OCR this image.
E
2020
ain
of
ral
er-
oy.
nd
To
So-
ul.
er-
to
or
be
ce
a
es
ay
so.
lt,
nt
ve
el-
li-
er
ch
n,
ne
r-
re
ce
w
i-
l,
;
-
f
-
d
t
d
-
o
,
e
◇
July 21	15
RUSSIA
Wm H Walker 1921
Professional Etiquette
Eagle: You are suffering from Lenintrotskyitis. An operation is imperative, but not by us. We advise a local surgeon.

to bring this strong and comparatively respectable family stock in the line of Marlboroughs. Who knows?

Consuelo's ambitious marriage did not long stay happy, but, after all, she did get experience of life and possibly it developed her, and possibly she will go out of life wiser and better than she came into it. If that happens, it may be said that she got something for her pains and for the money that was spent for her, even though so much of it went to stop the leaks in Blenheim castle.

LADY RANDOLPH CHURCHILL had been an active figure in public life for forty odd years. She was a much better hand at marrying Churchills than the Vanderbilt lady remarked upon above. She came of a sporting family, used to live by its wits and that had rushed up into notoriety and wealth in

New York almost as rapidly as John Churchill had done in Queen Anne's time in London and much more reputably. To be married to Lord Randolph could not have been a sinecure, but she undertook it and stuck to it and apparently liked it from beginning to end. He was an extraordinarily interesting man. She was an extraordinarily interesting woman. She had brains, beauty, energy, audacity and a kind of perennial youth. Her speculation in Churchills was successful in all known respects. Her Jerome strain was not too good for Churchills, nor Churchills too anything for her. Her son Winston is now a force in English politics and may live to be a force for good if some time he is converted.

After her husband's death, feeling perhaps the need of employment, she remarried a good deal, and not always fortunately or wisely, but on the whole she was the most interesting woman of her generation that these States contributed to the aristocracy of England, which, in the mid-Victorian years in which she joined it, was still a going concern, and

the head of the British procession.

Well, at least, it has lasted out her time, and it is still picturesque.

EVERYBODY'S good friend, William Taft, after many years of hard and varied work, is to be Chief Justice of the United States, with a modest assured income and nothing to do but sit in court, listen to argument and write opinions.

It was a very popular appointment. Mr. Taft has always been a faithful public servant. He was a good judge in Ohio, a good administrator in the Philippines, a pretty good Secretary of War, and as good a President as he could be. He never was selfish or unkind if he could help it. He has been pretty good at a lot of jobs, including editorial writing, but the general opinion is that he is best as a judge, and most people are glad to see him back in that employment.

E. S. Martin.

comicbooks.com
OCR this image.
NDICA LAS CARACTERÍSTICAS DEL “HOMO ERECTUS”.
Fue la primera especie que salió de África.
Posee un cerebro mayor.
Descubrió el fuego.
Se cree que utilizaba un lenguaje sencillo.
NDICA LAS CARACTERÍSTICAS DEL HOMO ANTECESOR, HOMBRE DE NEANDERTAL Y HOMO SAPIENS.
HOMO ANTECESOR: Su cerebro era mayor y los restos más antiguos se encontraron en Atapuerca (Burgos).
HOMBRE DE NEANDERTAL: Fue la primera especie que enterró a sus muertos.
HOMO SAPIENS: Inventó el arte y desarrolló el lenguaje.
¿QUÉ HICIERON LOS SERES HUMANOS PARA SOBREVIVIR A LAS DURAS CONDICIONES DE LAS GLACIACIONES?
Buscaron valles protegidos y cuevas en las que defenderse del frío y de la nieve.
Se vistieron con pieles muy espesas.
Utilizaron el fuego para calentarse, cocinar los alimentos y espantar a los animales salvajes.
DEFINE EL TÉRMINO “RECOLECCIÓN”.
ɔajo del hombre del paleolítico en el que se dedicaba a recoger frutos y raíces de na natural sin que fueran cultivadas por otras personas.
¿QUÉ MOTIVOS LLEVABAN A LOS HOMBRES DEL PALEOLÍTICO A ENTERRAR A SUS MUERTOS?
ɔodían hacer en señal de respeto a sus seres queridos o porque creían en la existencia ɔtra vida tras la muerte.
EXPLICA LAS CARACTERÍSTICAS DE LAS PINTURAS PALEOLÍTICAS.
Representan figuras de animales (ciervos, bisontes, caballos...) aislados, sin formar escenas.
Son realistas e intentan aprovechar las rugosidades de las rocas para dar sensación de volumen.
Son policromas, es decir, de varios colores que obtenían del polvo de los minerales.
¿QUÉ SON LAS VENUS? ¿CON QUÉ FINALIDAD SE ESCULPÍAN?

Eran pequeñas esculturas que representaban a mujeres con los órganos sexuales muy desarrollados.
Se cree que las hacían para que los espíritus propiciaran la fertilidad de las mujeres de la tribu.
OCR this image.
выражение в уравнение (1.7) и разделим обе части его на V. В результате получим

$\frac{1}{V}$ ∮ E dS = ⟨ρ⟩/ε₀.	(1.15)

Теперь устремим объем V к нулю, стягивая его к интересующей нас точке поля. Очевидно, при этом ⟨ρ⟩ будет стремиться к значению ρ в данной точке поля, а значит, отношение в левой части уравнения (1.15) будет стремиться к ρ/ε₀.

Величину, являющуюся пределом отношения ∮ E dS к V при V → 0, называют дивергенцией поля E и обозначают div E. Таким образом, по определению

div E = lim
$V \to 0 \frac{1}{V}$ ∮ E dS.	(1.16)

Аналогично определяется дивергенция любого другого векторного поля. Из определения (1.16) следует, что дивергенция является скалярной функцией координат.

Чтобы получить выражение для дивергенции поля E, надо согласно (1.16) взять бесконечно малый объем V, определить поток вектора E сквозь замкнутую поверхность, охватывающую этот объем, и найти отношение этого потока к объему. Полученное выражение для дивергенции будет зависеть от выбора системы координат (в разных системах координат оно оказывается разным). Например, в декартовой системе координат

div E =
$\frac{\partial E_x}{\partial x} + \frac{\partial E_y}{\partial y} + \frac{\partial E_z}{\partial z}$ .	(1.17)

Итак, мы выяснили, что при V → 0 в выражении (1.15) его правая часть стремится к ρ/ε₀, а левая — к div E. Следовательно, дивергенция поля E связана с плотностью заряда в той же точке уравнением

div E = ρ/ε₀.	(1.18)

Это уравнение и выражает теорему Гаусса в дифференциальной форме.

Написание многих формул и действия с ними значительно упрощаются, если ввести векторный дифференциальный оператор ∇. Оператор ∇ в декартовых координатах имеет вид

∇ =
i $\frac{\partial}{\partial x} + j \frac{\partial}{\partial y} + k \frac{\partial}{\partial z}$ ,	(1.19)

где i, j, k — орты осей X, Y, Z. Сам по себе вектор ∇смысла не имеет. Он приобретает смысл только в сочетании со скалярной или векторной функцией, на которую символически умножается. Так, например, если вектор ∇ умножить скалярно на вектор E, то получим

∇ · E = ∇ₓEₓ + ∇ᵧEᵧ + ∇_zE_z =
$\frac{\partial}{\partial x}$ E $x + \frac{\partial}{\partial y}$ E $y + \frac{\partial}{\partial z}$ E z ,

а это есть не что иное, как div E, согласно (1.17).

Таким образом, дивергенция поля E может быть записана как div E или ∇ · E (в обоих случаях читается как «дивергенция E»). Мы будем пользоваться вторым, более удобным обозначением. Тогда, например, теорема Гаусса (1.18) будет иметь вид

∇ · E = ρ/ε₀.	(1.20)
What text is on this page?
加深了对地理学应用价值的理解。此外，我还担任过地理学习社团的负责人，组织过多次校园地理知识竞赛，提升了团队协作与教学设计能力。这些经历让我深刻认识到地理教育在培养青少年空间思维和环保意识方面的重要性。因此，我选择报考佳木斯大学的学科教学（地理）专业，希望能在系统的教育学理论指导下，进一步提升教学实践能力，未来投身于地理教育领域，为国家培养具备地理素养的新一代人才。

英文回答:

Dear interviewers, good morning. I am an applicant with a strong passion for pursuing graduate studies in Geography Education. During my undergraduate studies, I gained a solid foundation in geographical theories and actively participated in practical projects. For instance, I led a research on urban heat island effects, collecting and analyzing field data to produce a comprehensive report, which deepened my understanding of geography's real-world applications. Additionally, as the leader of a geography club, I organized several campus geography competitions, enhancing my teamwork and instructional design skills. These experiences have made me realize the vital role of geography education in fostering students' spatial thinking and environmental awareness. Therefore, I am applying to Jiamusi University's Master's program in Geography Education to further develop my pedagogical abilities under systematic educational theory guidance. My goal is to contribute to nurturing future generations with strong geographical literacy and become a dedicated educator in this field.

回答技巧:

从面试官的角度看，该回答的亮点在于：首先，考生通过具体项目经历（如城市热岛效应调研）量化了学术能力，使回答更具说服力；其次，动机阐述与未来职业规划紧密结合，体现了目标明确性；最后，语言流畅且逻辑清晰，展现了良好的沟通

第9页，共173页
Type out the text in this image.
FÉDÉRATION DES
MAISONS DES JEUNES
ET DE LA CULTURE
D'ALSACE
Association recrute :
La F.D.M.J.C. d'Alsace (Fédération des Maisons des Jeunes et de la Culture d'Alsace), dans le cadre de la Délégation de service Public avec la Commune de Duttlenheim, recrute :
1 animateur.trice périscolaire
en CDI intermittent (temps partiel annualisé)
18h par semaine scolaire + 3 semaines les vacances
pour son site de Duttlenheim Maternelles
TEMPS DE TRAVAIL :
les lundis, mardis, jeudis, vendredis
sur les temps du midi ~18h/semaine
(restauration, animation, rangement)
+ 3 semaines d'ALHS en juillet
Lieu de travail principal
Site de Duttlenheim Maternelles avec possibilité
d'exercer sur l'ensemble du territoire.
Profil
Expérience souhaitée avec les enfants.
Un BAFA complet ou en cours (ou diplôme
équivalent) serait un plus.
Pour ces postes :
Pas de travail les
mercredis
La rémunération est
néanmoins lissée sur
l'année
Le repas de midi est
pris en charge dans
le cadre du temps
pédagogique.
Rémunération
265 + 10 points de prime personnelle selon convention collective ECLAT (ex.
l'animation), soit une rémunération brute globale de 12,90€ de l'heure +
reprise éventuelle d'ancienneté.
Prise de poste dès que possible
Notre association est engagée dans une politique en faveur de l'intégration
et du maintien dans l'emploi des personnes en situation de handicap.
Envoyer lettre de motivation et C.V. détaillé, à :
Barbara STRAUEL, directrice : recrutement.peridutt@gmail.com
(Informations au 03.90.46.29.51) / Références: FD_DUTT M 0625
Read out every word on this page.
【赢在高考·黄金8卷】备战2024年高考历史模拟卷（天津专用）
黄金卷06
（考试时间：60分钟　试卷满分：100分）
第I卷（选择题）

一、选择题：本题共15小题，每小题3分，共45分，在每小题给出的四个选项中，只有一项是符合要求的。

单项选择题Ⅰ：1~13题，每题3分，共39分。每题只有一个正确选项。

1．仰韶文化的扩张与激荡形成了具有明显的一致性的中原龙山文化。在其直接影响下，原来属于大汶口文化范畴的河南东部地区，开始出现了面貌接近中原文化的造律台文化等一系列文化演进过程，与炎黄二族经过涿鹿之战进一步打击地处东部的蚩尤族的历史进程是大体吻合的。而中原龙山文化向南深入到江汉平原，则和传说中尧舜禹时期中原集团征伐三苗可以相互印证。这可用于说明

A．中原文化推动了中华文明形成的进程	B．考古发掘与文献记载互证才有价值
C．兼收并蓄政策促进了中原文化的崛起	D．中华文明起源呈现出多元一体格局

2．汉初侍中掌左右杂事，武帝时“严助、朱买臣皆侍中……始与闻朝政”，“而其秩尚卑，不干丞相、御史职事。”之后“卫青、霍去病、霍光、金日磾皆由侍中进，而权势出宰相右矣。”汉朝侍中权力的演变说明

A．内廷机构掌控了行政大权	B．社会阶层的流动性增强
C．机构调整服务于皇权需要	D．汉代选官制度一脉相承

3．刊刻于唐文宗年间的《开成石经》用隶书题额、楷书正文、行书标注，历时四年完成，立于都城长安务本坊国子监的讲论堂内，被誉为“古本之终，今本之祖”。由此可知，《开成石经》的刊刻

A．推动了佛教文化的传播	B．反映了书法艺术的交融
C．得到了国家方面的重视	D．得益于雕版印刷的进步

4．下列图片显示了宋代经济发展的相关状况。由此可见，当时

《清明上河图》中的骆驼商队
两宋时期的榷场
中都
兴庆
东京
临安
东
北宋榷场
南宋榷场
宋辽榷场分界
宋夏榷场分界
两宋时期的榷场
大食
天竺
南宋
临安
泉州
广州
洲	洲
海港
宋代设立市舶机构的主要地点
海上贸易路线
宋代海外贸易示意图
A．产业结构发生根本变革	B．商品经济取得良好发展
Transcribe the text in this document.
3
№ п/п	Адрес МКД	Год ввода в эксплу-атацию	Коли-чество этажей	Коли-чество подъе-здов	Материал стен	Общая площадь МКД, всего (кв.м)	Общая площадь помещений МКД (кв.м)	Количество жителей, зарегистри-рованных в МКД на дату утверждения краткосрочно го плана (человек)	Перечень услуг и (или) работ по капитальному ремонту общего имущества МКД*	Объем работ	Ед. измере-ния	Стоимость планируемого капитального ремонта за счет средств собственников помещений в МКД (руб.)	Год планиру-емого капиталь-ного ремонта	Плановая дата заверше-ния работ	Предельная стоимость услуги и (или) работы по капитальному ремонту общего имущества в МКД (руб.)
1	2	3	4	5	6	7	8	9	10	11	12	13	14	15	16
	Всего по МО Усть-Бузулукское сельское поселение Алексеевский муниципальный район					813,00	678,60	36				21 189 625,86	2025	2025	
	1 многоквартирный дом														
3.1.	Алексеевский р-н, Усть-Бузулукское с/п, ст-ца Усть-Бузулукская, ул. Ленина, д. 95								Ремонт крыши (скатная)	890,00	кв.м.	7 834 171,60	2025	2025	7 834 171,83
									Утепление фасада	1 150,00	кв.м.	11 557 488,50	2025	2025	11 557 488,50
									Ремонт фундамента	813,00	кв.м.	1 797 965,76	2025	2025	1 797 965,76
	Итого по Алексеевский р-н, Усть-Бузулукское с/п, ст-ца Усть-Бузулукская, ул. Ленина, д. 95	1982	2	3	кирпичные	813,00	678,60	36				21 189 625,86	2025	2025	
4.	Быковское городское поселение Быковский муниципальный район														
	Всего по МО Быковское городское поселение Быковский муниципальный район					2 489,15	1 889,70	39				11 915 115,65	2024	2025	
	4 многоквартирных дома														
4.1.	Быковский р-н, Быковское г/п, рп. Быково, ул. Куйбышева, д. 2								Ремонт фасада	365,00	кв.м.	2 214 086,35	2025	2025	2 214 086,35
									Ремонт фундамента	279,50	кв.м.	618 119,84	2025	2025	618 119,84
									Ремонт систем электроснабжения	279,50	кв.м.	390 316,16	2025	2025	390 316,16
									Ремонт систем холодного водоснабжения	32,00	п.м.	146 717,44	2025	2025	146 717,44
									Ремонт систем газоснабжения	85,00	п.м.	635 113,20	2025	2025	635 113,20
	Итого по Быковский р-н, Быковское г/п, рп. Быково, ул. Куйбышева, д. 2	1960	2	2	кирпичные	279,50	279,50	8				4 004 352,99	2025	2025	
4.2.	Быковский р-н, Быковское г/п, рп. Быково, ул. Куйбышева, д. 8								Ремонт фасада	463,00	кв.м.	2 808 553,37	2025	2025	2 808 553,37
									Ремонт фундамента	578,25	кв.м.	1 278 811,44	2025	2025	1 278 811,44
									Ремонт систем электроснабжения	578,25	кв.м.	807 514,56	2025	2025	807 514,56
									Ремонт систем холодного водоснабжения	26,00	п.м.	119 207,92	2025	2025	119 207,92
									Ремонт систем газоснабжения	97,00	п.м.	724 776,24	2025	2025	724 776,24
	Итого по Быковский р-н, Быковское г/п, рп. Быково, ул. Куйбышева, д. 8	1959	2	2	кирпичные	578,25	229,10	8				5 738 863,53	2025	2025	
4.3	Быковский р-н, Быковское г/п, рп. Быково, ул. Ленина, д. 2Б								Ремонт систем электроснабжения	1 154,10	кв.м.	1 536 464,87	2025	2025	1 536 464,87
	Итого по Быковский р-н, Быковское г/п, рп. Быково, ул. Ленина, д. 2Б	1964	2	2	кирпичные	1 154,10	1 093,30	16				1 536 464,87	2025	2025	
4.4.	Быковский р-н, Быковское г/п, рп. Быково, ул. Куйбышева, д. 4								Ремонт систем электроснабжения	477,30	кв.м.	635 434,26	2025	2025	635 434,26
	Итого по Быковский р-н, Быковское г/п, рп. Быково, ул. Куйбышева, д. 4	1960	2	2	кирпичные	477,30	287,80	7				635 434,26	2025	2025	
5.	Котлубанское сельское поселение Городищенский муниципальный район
========================
Go through the material above and count the lines that contain "скалярной"; give that number alone.

2